>> BEGIN Data in this exercise
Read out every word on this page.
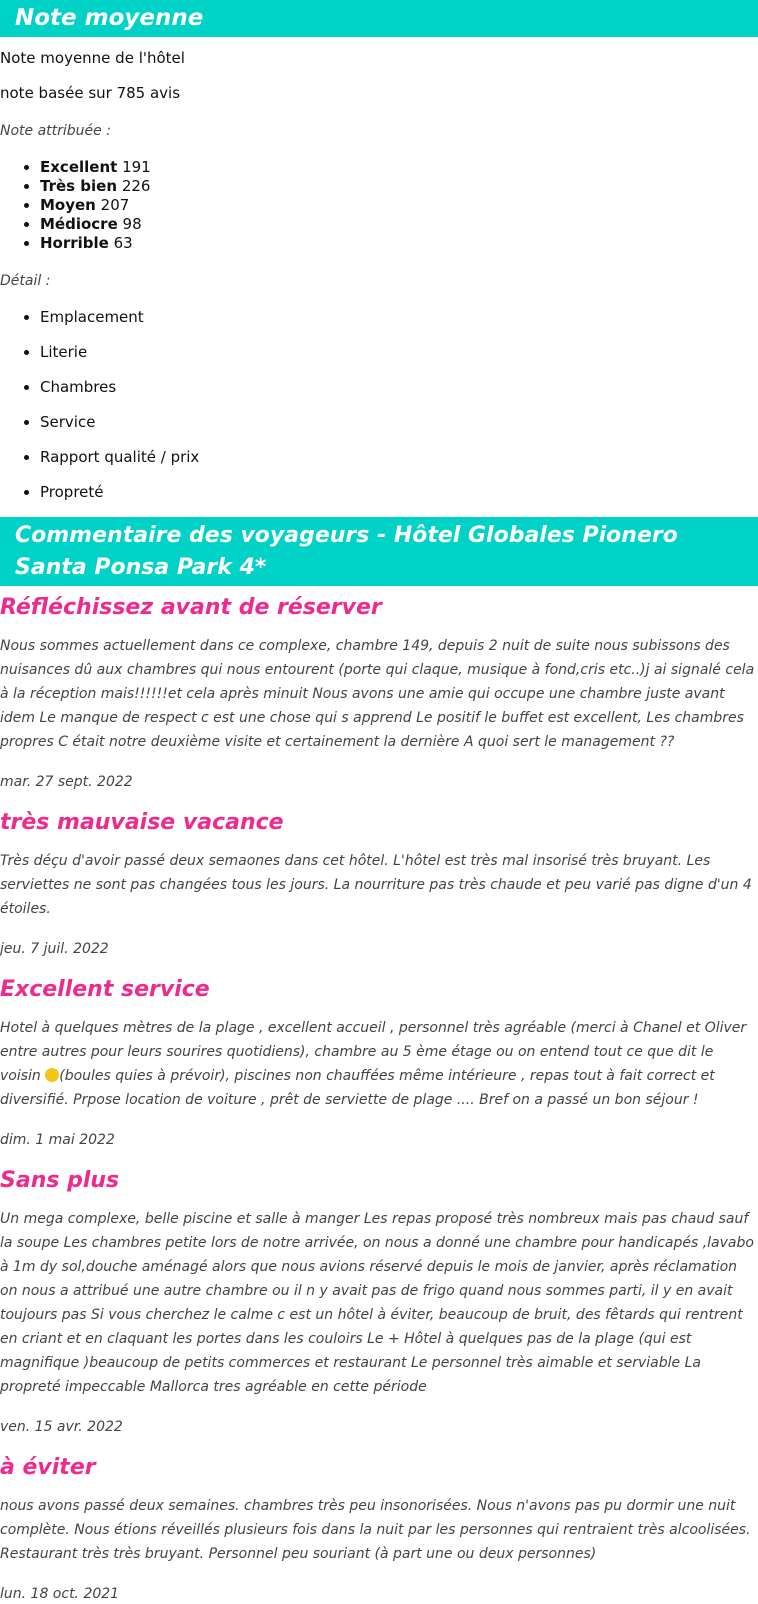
Note moyenne

Note moyenne de l'hôtel

note basée sur 785 avis

Note attribuée :

• Excellent 191
• Très bien 226
• Moyen 207
• Médiocre 98
• Horrible 63

Détail :

• Emplacement
• Literie
• Chambres
• Service
• Rapport qualité / prix
• Propreté
Commentaire des voyageurs - Hôtel Globales Pionero Santa Ponsa Park 4*
Réfléchissez avant de réserver

Nous sommes actuellement dans ce complexe, chambre 149, depuis 2 nuit de suite nous subissons des nuisances dû aux chambres qui nous entourent (porte qui claque, musique à fond,cris etc..)j ai signalé cela à la réception mais!!!!!!et cela après minuit Nous avons une amie qui occupe une chambre juste avant idem Le manque de respect c est une chose qui s apprend Le positif le buffet est excellent, Les chambres propres C était notre deuxième visite et certainement la dernière A quoi sert le management ??

mar. 27 sept. 2022

très mauvaise vacance

Très déçu d'avoir passé deux semaones dans cet hôtel. L'hôtel est très mal insorisé très bruyant. Les serviettes ne sont pas changées tous les jours. La nourriture pas très chaude et peu varié pas digne d'un 4 étoiles.

jeu. 7 juil. 2022

Excellent service

Hotel à quelques mètres de la plage , excellent accueil , personnel très agréable (merci à Chanel et Oliver entre autres pour leurs sourires quotidiens), chambre au 5 ème étage ou on entend tout ce que dit le voisin (boules quies à prévoir), piscines non chauffées même intérieure , repas tout à fait correct et diversifié. Prpose location de voiture , prêt de serviette de plage .... Bref on a passé un bon séjour !

dim. 1 mai 2022

Sans plus

Un mega complexe, belle piscine et salle à manger Les repas proposé très nombreux mais pas chaud sauf la soupe Les chambres petite lors de notre arrivée, on nous a donné une chambre pour handicapés ,lavabo à 1m dy sol,douche aménagé alors que nous avions réservé depuis le mois de janvier, après réclamation on nous a attribué une autre chambre ou il n y avait pas de frigo quand nous sommes parti, il y en avait toujours pas Si vous cherchez le calme c est un hôtel à éviter, beaucoup de bruit, des fêtards qui rentrent en criant et en claquant les portes dans les couloirs Le + Hôtel à quelques pas de la plage (qui est magnifique )beaucoup de petits commerces et restaurant Le personnel très aimable et serviable La propreté impeccable Mallorca tres agréable en cette période

ven. 15 avr. 2022

à éviter

nous avons passé deux semaines. chambres très peu insonorisées. Nous n'avons pas pu dormir une nuit complète. Nous étions réveillés plusieurs fois dans la nuit par les personnes qui rentraient très alcoolisées. Restaurant très très bruyant. Personnel peu souriant (à part une ou deux personnes)

lun. 18 oct. 2021
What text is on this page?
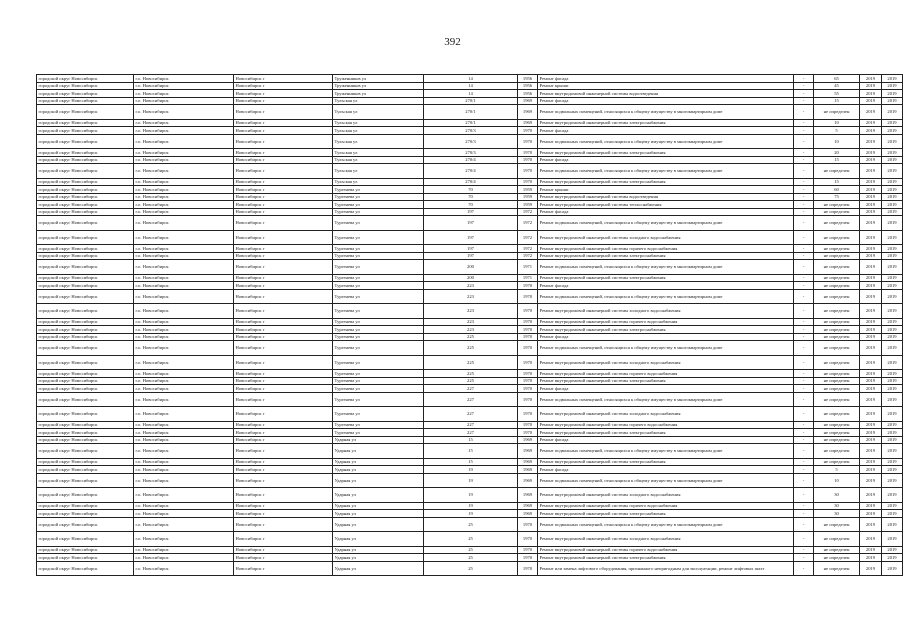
392
городской округ Новосибирск	г.о. Новосибирск	Новосибирск г	Труженников ул	14	1956	Ремонт фасада	-	65	2019	2019
городской округ Новосибирск	г.о. Новосибирск	Новосибирск г	Труженников ул	14	1956	Ремонт крыши	-	45	2019	2019
городской округ Новосибирск	г.о. Новосибирск	Новосибирск г	Труженников ул	14	1956	Ремонт внутридомовой инженерной системы водоотведения	-	55	2019	2019
городской округ Новосибирск	г.о. Новосибирск	Новосибирск г	Тульская ул	270/1	1969	Ремонт фасада	-	15	2019	2019
городской округ Новосибирск	г.о. Новосибирск	Новосибирск г	Тульская ул	270/1	1969	Ремонт подвальных помещений, относящихся к общему имуществу в многоквартирном доме	-	не определен	2019	2019
городской округ Новосибирск	г.о. Новосибирск	Новосибирск г	Тульская ул	270/1	1969	Ремонт внутридомовой инженерной системы электроснабжения	-	10	2019	2019
городской округ Новосибирск	г.о. Новосибирск	Новосибирск г	Тульская ул	270/3	1970	Ремонт фасада	-	5	2019	2019
городской округ Новосибирск	г.о. Новосибирск	Новосибирск г	Тульская ул	270/3	1970	Ремонт подвальных помещений, относящихся к общему имуществу в многоквартирном доме	-	10	2019	2019
городской округ Новосибирск	г.о. Новосибирск	Новосибирск г	Тульская ул	270/3	1970	Ремонт внутридомовой инженерной системы электроснабжения	-	20	2019	2019
городской округ Новосибирск	г.о. Новосибирск	Новосибирск г	Тульская ул	270/4	1970	Ремонт фасада	-	15	2019	2019
городской округ Новосибирск	г.о. Новосибирск	Новосибирск г	Тульская ул	270/4	1970	Ремонт подвальных помещений, относящихся к общему имуществу в многоквартирном доме	-	не определен	2019	2019
городской округ Новосибирск	г.о. Новосибирск	Новосибирск г	Тульская ул	270/4	1970	Ремонт внутридомовой инженерной системы электроснабжения	-	15	2019	2019
городской округ Новосибирск	г.о. Новосибирск	Новосибирск г	Тургенева ул	70	1959	Ремонт крыши	-	60	2019	2019
городской округ Новосибирск	г.о. Новосибирск	Новосибирск г	Тургенева ул	70	1959	Ремонт внутридомовой инженерной системы водоотведения	-	75	2019	2019
городской округ Новосибирск	г.о. Новосибирск	Новосибирск г	Тургенева ул	70	1959	Ремонт внутридомовой инженерной системы теплоснабжения	-	не определен	2019	2019
городской округ Новосибирск	г.о. Новосибирск	Новосибирск г	Тургенева ул	197	1972	Ремонт фасада	-	не определен	2019	2019
городской округ Новосибирск	г.о. Новосибирск	Новосибирск г	Тургенева ул	197	1972	Ремонт подвальных помещений, относящихся к общему имуществу в многоквартирном доме	-	не определен	2019	2019
городской округ Новосибирск	г.о. Новосибирск	Новосибирск г	Тургенева ул	197	1972	Ремонт внутридомовой инженерной системы холодного водоснабжения	-	не определен	2019	2019
городской округ Новосибирск	г.о. Новосибирск	Новосибирск г	Тургенева ул	197	1972	Ремонт внутридомовой инженерной системы горячего водоснабжения	-	не определен	2019	2019
городской округ Новосибирск	г.о. Новосибирск	Новосибирск г	Тургенева ул	197	1972	Ремонт внутридомовой инженерной системы электроснабжения	-	не определен	2019	2019
городской округ Новосибирск	г.о. Новосибирск	Новосибирск г	Тургенева ул	200	1971	Ремонт подвальных помещений, относящихся к общему имуществу в многоквартирном доме	-	не определен	2019	2019
городской округ Новосибирск	г.о. Новосибирск	Новосибирск г	Тургенева ул	200	1971	Ремонт внутридомовой инженерной системы электроснабжения	-	не определен	2019	2019
городской округ Новосибирск	г.о. Новосибирск	Новосибирск г	Тургенева ул	223	1970	Ремонт фасада	-	не определен	2019	2019
городской округ Новосибирск	г.о. Новосибирск	Новосибирск г	Тургенева ул	223	1970	Ремонт подвальных помещений, относящихся к общему имуществу в многоквартирном доме	-	не определен	2019	2019
городской округ Новосибирск	г.о. Новосибирск	Новосибирск г	Тургенева ул	223	1970	Ремонт внутридомовой инженерной системы холодного водоснабжения	-	не определен	2019	2019
городской округ Новосибирск	г.о. Новосибирск	Новосибирск г	Тургенева ул	223	1970	Ремонт внутридомовой инженерной системы горячего водоснабжения	-	не определен	2019	2019
городской округ Новосибирск	г.о. Новосибирск	Новосибирск г	Тургенева ул	223	1970	Ремонт внутридомовой инженерной системы электроснабжения	-	не определен	2019	2019
городской округ Новосибирск	г.о. Новосибирск	Новосибирск г	Тургенева ул	225	1970	Ремонт фасада	-	не определен	2019	2019
городской округ Новосибирск	г.о. Новосибирск	Новосибирск г	Тургенева ул	225	1970	Ремонт подвальных помещений, относящихся к общему имуществу в многоквартирном доме	-	не определен	2019	2019
городской округ Новосибирск	г.о. Новосибирск	Новосибирск г	Тургенева ул	225	1970	Ремонт внутридомовой инженерной системы холодного водоснабжения	-	не определен	2019	2019
городской округ Новосибирск	г.о. Новосибирск	Новосибирск г	Тургенева ул	225	1970	Ремонт внутридомовой инженерной системы горячего водоснабжения	-	не определен	2019	2019
городской округ Новосибирск	г.о. Новосибирск	Новосибирск г	Тургенева ул	225	1970	Ремонт внутридомовой инженерной системы электроснабжения	-	не определен	2019	2019
городской округ Новосибирск	г.о. Новосибирск	Новосибирск г	Тургенева ул	227	1970	Ремонт фасада	-	не определен	2019	2019
городской округ Новосибирск	г.о. Новосибирск	Новосибирск г	Тургенева ул	227	1970	Ремонт подвальных помещений, относящихся к общему имуществу в многоквартирном доме	-	не определен	2019	2019
городской округ Новосибирск	г.о. Новосибирск	Новосибирск г	Тургенева ул	227	1970	Ремонт внутридомовой инженерной системы холодного водоснабжения	-	не определен	2019	2019
городской округ Новосибирск	г.о. Новосибирск	Новосибирск г	Тургенева ул	227	1970	Ремонт внутридомовой инженерной системы горячего водоснабжения	-	не определен	2019	2019
городской округ Новосибирск	г.о. Новосибирск	Новосибирск г	Тургенева ул	227	1970	Ремонт внутридомовой инженерной системы электроснабжения	-	не определен	2019	2019
городской округ Новосибирск	г.о. Новосибирск	Новосибирск г	Ударная ул	15	1969	Ремонт фасада	-	не определен	2019	2019
городской округ Новосибирск	г.о. Новосибирск	Новосибирск г	Ударная ул	15	1969	Ремонт подвальных помещений, относящихся к общему имуществу в многоквартирном доме	-	не определен	2019	2019
городской округ Новосибирск	г.о. Новосибирск	Новосибирск г	Ударная ул	15	1969	Ремонт внутридомовой инженерной системы электроснабжения	-	не определен	2019	2019
городской округ Новосибирск	г.о. Новосибирск	Новосибирск г	Ударная ул	19	1969	Ремонт фасада	-	5	2019	2019
городской округ Новосибирск	г.о. Новосибирск	Новосибирск г	Ударная ул	19	1969	Ремонт подвальных помещений, относящихся к общему имуществу в многоквартирном доме	-	10	2019	2019
городской округ Новосибирск	г.о. Новосибирск	Новосибирск г	Ударная ул	19	1969	Ремонт внутридомовой инженерной системы холодного водоснабжения	-	30	2019	2019
городской округ Новосибирск	г.о. Новосибирск	Новосибирск г	Ударная ул	19	1969	Ремонт внутридомовой инженерной системы горячего водоснабжения	-	30	2019	2019
городской округ Новосибирск	г.о. Новосибирск	Новосибирск г	Ударная ул	19	1969	Ремонт внутридомовой инженерной системы электроснабжения	-	30	2019	2019
городской округ Новосибирск	г.о. Новосибирск	Новосибирск г	Ударная ул	25	1970	Ремонт подвальных помещений, относящихся к общему имуществу в многоквартирном доме	-	не определен	2019	2019
городской округ Новосибирск	г.о. Новосибирск	Новосибирск г	Ударная ул	25	1970	Ремонт внутридомовой инженерной системы холодного водоснабжения	-	не определен	2019	2019
городской округ Новосибирск	г.о. Новосибирск	Новосибирск г	Ударная ул	25	1970	Ремонт внутридомовой инженерной системы горячего водоснабжения	-	не определен	2019	2019
городской округ Новосибирск	г.о. Новосибирск	Новосибирск г	Ударная ул	25	1970	Ремонт внутридомовой инженерной системы электроснабжения	-	не определен	2019	2019
городской округ Новосибирск	г.о. Новосибирск	Новосибирск г	Ударная ул	25	1970	Ремонт или замена лифтового оборудования, признанного непригодным для эксплуатации, ремонт лифтовых шахт	-	не определен	2019	2019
>> END Data in this exercise
What you are asked to do
Find every line that has "Труженников" in it, then return those lines.

Result for this exercise
городской округ Новосибирск	г.о. Новосибирск	Новосибирск г	Труженников ул	14	1956	Ремонт фасада	-	65	2019	2019
городской округ Новосибирск	г.о. Новосибирск	Новосибирск г	Труженников ул	14	1956	Ремонт крыши	-	45	2019	2019
городской округ Новосибирск	г.о. Новосибирск	Новосибирск г	Труженников ул	14	1956	Ремонт внутридомовой инженерной системы водоотведения	-	55	2019	2019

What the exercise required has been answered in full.